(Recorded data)
········

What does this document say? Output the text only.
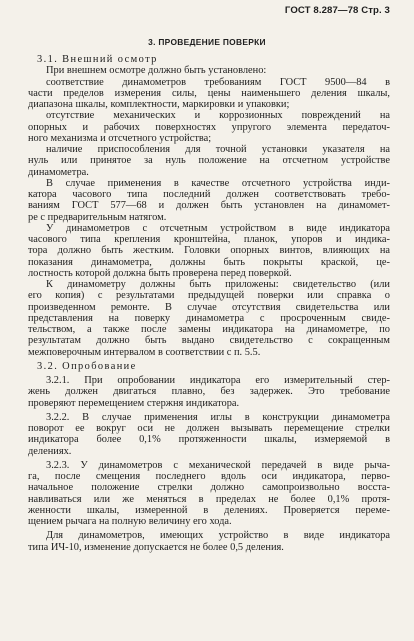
ГОСТ 8.287—78 Стр. 3
3. ПРОВЕДЕНИЕ ПОВЕРКИ
3.1. Внешний осмотр
При внешнем осмотре должно быть установлено:
соответствие динамометров требованиям ГОСТ 9500—84 в
части пределов измерения силы, цены наименьшего деления шкалы,
диапазона шкалы, комплектности, маркировки и упаковки;
отсутствие механических и коррозионных повреждений на
опорных и рабочих поверхностях упругого элемента передаточ-
ного механизма и отсчетного устройства;
наличие приспособления для точной установки указателя на
нуль или принятое за нуль положение на отсчетном устройстве
динамометра.
В случае применения в качестве отсчетного устройства инди-
катора часового типа последний должен соответствовать требо-
ваниям ГОСТ 577—68 и должен быть установлен на динамомет-
ре с предварительным натягом.
У динамометров с отсчетным устройством в виде индикатора
часового типа крепления кронштейна, планок, упоров и индика-
тора должно быть жестким. Головки опорных винтов, влияющих на
показания динамометра, должны быть покрыты краской, це-
лостность которой должна быть проверена перед поверкой.
К динамометру должны быть приложены: свидетельство (или
его копия) с результатами предыдущей поверки или справка о
произведенном ремонте. В случае отсутствия свидетельства или
представления на поверку динамометра с просроченным свиде-
тельством, а также после замены индикатора на динамометре, по
результатам должно быть выдано свидетельство с сокращенным
межповерочным интервалом в соответствии с п. 5.5.
3.2. Опробование
3.2.1. При опробовании индикатора его измерительный стер-
жень должен двигаться плавно, без задержек. Это требование
проверяют перемещением стержня индикатора.
3.2.2. В случае применения иглы в конструкции динамометра
поворот ее вокруг оси не должен вызывать перемещение стрелки
индикатора более 0,1% протяженности шкалы, измеряемой в
делениях.
3.2.3. У динамометров с механической передачей в виде рыча-
га, после смещения последнего вдоль оси индикатора, перво-
начальное положение стрелки должно самопроизвольно восста-
навливаться или же меняться в пределах не более 0,1% протя-
женности шкалы, измеренной в делениях. Проверяется переме-
щением рычага на полную величину его хода.
Для динамометров, имеющих устройство в виде индикатора
типа ИЧ-10, изменение допускается не более 0,5 деления.
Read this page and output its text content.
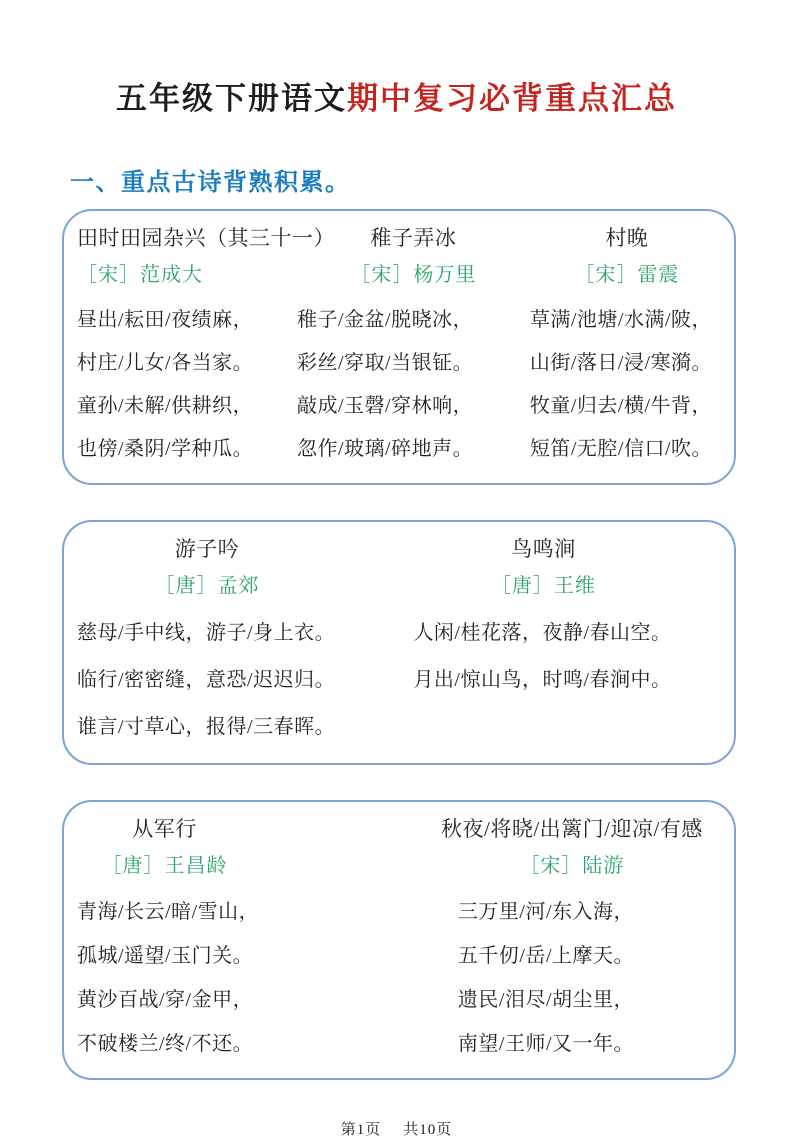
五年级下册语文期中复习必背重点汇总
一、重点古诗背熟积累。
田时田园杂兴（其三十一）
［宋］范成大
昼出/耘田/夜绩麻，
村庄/儿女/各当家。
童孙/未解/供耕织，
也傍/桑阴/学种瓜。
稚子弄冰
［宋］杨万里
稚子/金盆/脱晓冰，
彩丝/穿取/当银钲。
敲成/玉磬/穿林响，
忽作/玻璃/碎地声。
村晚
［宋］雷震
草满/池塘/水满/陂，
山街/落日/浸/寒漪。
牧童/归去/横/牛背，
短笛/无腔/信口/吹。
游子吟
［唐］孟郊
慈母/手中线，游子/身上衣。
临行/密密缝，意恐/迟迟归。
谁言/寸草心，报得/三春晖。
鸟鸣涧
［唐］王维
人闲/桂花落，夜静/春山空。
月出/惊山鸟，时鸣/春涧中。
从军行
［唐］王昌龄
青海/长云/暗/雪山，
孤城/遥望/玉门关。
黄沙百战/穿/金甲，
不破楼兰/终/不还。
秋夜/将晓/出篱门/迎凉/有感
［宋］陆游
三万里/河/东入海，
五千仞/岳/上摩天。
遗民/泪尽/胡尘里，
南望/王师/又一年。
第1页 共10页
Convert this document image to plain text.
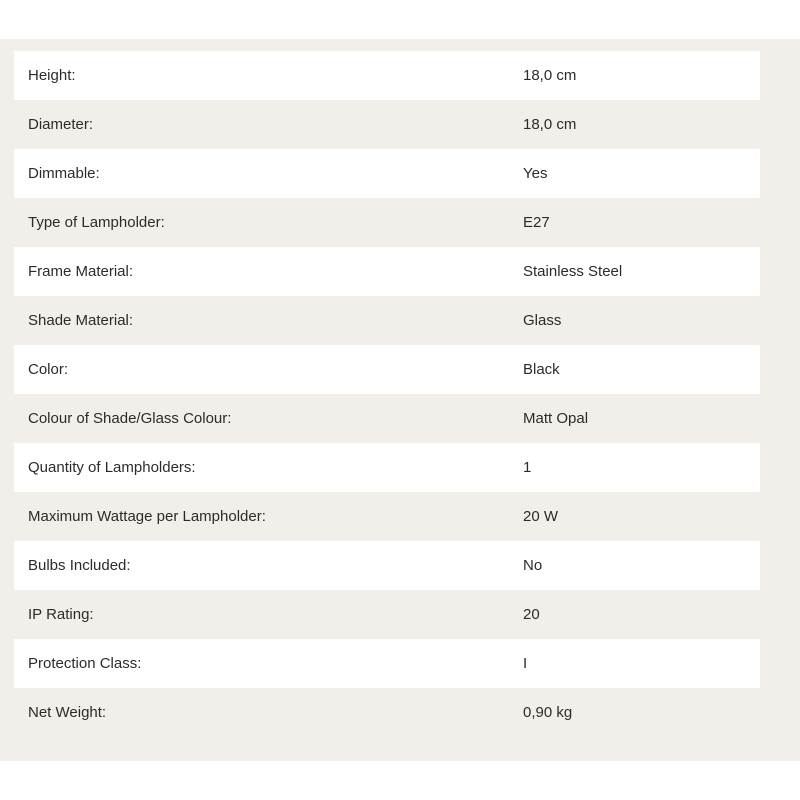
Height:	18,0 cm
Diameter:	18,0 cm
Dimmable:	Yes
Type of Lampholder:	E27
Frame Material:	Stainless Steel
Shade Material:	Glass
Color:	Black
Colour of Shade/Glass Colour:	Matt Opal
Quantity of Lampholders:	1
Maximum Wattage per Lampholder:	20 W
Bulbs Included:	No
IP Rating:	20
Protection Class:	I
Net Weight:	0,90 kg
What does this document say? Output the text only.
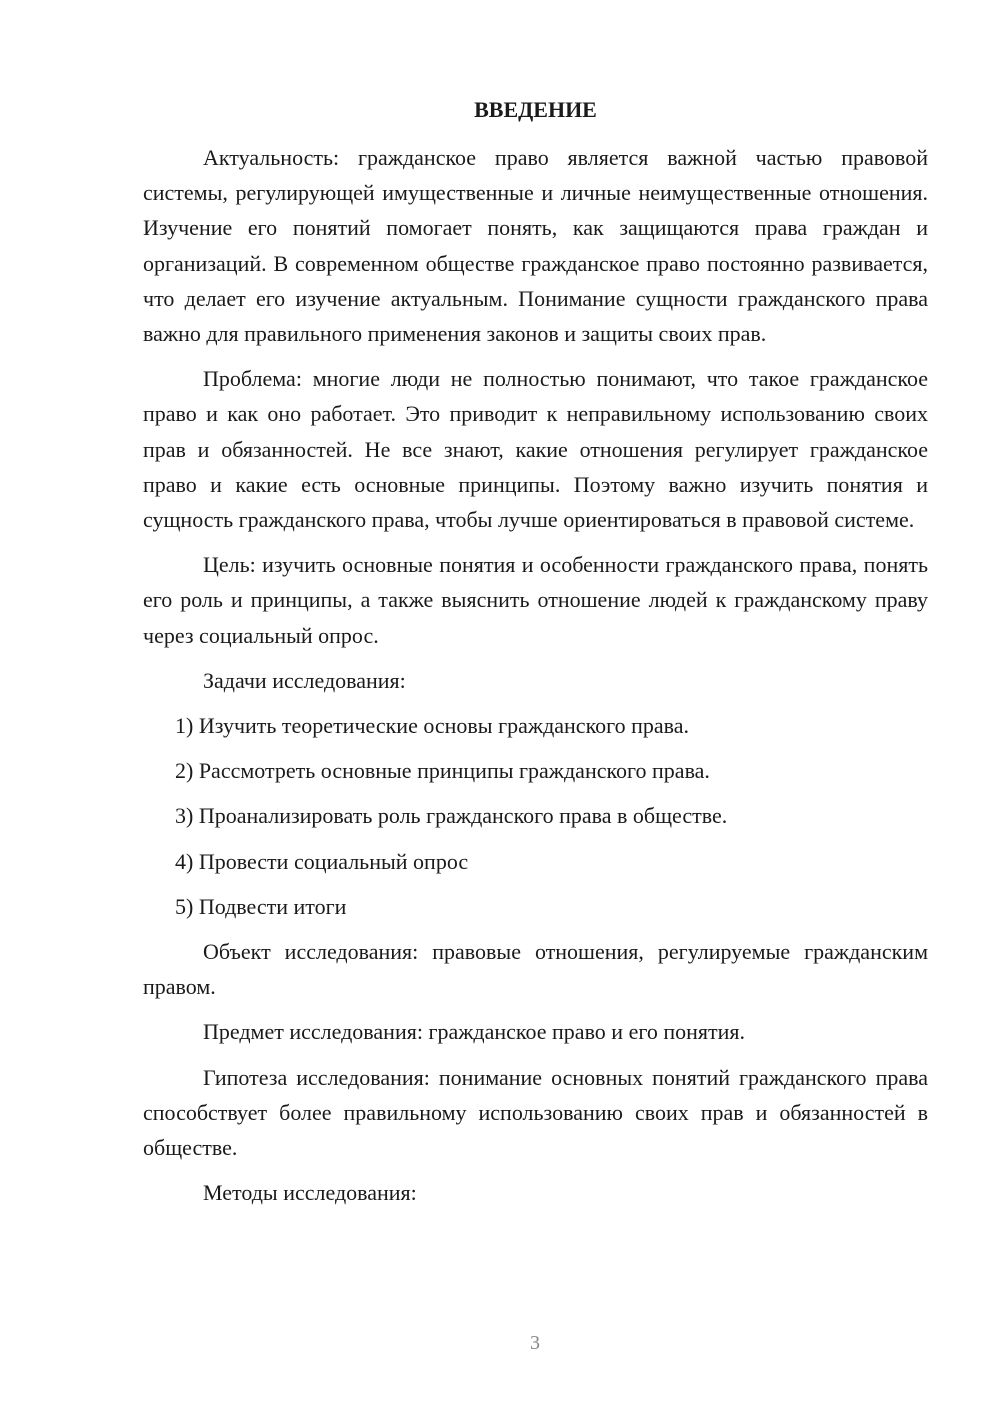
ВВЕДЕНИЕ

Актуальность: гражданское право является важной частью правовой системы, регулирующей имущественные и личные неимущественные отношения. Изучение его понятий помогает понять, как защищаются права граждан и организаций. В современном обществе гражданское право постоянно развивается, что делает его изучение актуальным. Понимание сущности гражданского права важно для правильного применения законов и защиты своих прав.

Проблема: многие люди не полностью понимают, что такое гражданское право и как оно работает. Это приводит к неправильному использованию своих прав и обязанностей. Не все знают, какие отношения регулирует гражданское право и какие есть основные принципы. Поэтому важно изучить понятия и сущность гражданского права, чтобы лучше ориентироваться в правовой системе.

Цель: изучить основные понятия и особенности гражданского права, понять его роль и принципы, а также выяснить отношение людей к гражданскому праву через социальный опрос.

Задачи исследования:

1) Изучить теоретические основы гражданского права.
2) Рассмотреть основные принципы гражданского права.
3) Проанализировать роль гражданского права в обществе.
4) Провести социальный опрос
5) Подвести итоги

Объект исследования: правовые отношения, регулируемые гражданским правом.

Предмет исследования: гражданское право и его понятия.

Гипотеза исследования: понимание основных понятий гражданского права способствует более правильному использованию своих прав и обязанностей в обществе.

Методы исследования:

3
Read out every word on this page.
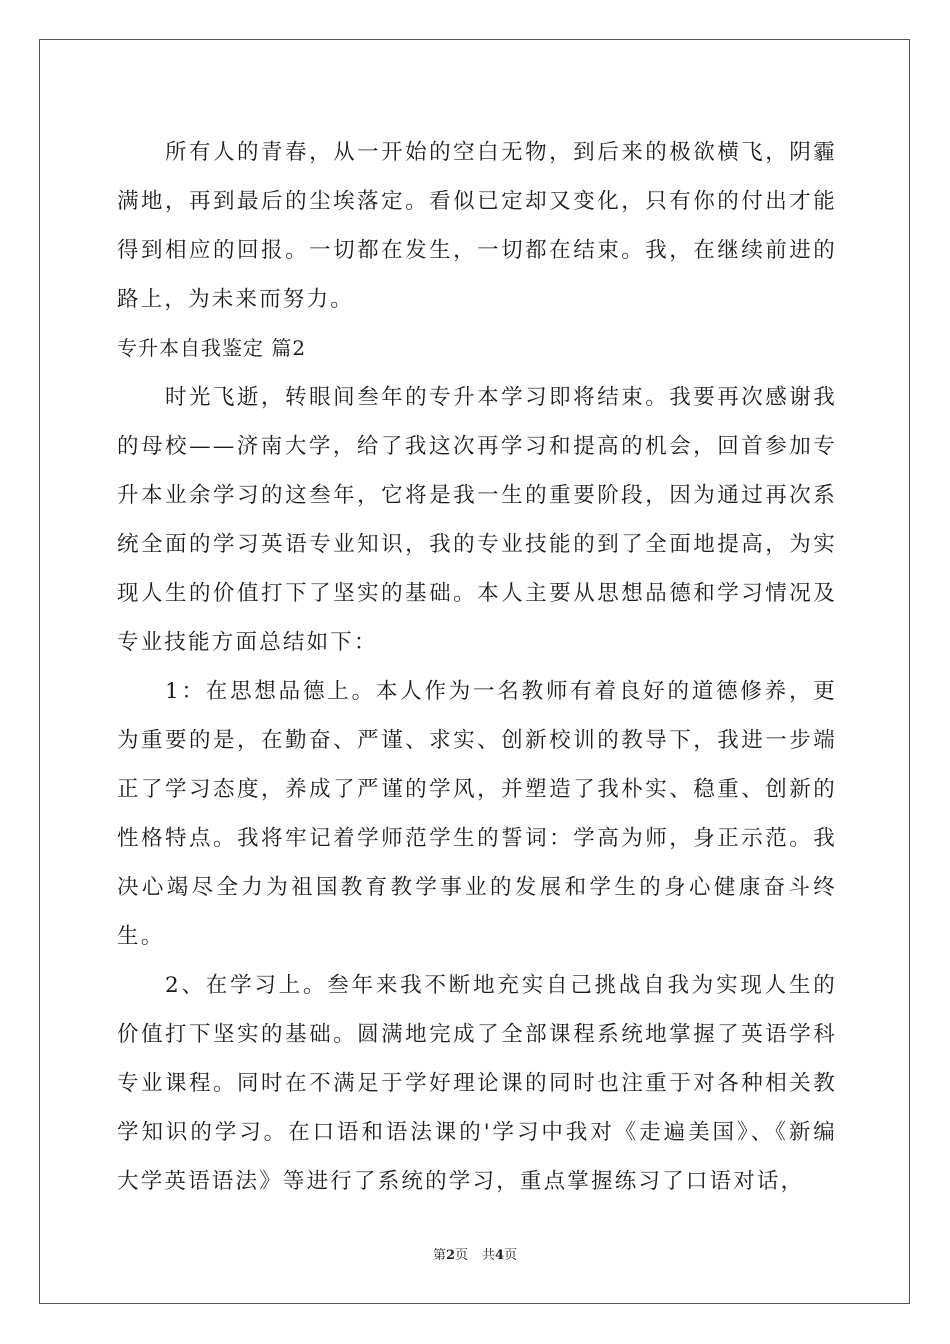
所有人的青春，从一开始的空白无物，到后来的极欲横飞，阴霾满地，再到最后的尘埃落定。看似已定却又变化，只有你的付出才能得到相应的回报。一切都在发生，一切都在结束。我，在继续前进的路上，为未来而努力。

专升本自我鉴定 篇2

时光飞逝，转眼间叁年的专升本学习即将结束。我要再次感谢我的母校——济南大学，给了我这次再学习和提高的机会，回首参加专升本业余学习的这叁年，它将是我一生的重要阶段，因为通过再次系统全面的学习英语专业知识，我的专业技能的到了全面地提高，为实现人生的价值打下了坚实的基础。本人主要从思想品德和学习情况及专业技能方面总结如下：

1：在思想品德上。本人作为一名教师有着良好的道德修养，更为重要的是，在勤奋、严谨、求实、创新校训的教导下，我进一步端正了学习态度，养成了严谨的学风，并塑造了我朴实、稳重、创新的性格特点。我将牢记着学师范学生的誓词：学高为师，身正示范。我决心竭尽全力为祖国教育教学事业的发展和学生的身心健康奋斗终生。

2、在学习上。叁年来我不断地充实自己挑战自我为实现人生的价值打下坚实的基础。圆满地完成了全部课程系统地掌握了英语学科专业课程。同时在不满足于学好理论课的同时也注重于对各种相关教学知识的学习。在口语和语法课的'学习中我对《走遍美国》、《新编大学英语语法》等进行了系统的学习，重点掌握练习了口语对话，

第2页 共4页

········

**What to produce**
Sift the material for lines with the string "динамометра". Copy each one found.

**Answer below**
динамометра.
показания динамометра, должны быть покрыты краской, це-
представления на поверку динамометра с просроченным свиде-
3.2.2. В случае применения иглы в конструкции динамометра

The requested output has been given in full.